TASK DETAILS » Pull out each line of the data that includes the word "button".

━━━━━ RECORDS TO PROCESS

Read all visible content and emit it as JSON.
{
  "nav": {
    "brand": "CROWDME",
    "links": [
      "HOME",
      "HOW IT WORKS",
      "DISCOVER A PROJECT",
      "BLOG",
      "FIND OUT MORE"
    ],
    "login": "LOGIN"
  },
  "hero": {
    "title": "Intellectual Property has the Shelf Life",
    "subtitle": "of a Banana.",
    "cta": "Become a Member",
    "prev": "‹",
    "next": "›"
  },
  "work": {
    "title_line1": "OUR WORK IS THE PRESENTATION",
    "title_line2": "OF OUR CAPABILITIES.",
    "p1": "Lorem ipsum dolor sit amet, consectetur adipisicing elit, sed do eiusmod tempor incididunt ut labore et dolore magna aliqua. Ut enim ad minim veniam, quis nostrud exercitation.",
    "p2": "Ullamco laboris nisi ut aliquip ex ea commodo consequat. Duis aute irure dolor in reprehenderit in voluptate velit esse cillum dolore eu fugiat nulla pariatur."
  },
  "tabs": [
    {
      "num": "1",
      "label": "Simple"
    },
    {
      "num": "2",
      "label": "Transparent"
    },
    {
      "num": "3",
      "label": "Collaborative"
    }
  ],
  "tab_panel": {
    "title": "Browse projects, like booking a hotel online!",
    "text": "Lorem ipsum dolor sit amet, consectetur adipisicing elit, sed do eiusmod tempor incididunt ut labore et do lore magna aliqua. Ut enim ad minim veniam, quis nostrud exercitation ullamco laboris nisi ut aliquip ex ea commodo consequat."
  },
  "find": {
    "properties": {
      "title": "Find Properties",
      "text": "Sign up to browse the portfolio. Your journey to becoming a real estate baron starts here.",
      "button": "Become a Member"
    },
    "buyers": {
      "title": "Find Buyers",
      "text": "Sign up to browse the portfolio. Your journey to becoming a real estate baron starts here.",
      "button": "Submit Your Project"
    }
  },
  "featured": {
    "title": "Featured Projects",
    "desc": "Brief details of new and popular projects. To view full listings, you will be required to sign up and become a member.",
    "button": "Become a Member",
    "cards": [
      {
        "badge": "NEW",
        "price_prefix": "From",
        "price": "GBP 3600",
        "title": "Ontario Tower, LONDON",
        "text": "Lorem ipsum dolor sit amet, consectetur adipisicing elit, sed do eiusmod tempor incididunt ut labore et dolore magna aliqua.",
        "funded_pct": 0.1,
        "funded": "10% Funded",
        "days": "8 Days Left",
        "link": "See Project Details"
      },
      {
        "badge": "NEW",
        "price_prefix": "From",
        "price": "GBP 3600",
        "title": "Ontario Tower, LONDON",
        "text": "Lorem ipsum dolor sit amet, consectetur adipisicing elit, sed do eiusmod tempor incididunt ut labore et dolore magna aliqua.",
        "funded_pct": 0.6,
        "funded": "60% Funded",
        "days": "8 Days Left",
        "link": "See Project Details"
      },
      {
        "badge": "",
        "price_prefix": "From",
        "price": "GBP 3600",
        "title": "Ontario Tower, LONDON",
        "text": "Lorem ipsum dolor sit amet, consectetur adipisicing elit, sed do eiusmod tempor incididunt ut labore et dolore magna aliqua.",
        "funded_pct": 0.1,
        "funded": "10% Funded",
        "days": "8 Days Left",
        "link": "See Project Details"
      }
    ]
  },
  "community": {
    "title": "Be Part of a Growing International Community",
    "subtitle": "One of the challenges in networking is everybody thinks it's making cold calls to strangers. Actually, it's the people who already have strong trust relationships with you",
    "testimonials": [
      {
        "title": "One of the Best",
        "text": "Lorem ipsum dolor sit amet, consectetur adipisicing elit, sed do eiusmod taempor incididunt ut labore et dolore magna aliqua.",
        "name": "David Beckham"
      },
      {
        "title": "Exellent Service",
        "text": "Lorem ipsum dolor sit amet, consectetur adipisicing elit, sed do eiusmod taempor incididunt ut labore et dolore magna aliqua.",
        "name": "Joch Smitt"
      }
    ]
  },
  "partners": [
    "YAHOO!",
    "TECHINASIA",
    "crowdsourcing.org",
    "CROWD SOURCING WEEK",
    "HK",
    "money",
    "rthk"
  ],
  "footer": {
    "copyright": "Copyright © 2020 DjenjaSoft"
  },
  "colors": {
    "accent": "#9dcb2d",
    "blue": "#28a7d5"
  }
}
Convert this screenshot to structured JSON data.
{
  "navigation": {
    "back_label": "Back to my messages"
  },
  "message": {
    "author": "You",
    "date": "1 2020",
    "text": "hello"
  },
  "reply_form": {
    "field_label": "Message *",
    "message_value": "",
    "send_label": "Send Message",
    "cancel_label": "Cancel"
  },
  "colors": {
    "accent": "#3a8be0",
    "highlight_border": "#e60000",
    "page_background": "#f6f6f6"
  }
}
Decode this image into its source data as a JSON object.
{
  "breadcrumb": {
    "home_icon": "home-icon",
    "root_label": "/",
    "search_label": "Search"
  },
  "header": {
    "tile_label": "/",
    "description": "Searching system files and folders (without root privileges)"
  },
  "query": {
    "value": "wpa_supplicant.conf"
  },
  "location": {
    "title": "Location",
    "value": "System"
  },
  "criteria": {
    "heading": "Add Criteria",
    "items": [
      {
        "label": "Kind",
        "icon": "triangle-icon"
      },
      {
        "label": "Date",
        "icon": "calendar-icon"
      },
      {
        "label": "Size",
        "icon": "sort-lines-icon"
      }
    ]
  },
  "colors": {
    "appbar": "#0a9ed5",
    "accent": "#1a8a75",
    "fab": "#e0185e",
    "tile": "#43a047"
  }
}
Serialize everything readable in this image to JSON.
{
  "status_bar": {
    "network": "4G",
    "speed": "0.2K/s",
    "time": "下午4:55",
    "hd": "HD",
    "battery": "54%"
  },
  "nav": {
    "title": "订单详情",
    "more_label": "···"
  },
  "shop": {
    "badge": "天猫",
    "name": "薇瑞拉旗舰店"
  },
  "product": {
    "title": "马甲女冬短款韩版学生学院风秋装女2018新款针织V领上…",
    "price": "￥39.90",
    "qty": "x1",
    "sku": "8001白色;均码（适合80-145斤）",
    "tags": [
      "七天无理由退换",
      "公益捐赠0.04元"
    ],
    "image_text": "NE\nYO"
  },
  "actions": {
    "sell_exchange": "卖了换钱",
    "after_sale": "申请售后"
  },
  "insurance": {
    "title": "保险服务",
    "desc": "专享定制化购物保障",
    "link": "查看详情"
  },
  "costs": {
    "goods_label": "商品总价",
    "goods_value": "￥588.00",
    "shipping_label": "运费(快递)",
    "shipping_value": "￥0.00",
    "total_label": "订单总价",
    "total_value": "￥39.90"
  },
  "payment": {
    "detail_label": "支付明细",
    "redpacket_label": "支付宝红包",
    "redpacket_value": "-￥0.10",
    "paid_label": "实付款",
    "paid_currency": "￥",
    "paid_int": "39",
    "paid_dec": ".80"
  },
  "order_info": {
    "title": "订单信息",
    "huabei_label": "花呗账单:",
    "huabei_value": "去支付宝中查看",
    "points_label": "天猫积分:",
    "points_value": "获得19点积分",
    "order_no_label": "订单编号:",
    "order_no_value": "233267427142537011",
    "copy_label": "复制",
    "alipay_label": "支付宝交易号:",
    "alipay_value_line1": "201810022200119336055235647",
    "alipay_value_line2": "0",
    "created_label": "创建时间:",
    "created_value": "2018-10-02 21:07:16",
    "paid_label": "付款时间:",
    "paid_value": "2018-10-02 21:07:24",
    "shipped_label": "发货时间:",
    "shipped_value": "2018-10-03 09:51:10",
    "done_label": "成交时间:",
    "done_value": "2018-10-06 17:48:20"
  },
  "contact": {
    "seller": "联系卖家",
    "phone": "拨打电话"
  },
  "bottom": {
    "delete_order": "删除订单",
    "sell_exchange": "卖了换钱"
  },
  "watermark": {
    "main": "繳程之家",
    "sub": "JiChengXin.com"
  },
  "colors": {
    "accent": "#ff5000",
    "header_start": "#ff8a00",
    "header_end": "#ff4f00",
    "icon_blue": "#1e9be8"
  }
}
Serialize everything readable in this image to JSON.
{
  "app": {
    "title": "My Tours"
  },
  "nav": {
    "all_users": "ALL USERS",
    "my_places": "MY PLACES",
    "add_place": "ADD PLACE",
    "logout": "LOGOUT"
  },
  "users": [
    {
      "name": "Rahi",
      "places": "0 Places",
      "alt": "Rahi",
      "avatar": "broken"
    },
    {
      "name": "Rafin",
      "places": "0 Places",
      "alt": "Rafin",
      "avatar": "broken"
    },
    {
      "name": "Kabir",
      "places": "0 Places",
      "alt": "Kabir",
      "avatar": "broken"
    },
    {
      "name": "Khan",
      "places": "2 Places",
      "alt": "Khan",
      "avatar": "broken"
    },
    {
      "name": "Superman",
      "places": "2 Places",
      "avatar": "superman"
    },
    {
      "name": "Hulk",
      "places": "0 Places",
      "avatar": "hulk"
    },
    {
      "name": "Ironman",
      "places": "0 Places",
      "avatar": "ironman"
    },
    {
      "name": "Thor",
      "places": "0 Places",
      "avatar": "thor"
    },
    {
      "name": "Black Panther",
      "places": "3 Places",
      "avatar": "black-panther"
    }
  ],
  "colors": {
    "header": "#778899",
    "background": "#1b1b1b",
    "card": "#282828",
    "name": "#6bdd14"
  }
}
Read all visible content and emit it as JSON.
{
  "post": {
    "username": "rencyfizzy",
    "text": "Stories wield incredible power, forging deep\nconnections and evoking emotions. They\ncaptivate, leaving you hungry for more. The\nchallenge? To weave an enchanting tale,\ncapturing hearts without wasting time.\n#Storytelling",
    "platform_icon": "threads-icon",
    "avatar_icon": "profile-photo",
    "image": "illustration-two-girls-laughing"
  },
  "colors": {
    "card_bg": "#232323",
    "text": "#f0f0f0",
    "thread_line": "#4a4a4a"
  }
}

━━━━━━━━━━

THE COMPLETED TASK »
      "button": "Become a Member"
      "button": "Submit Your Project"
    "button": "Become a Member",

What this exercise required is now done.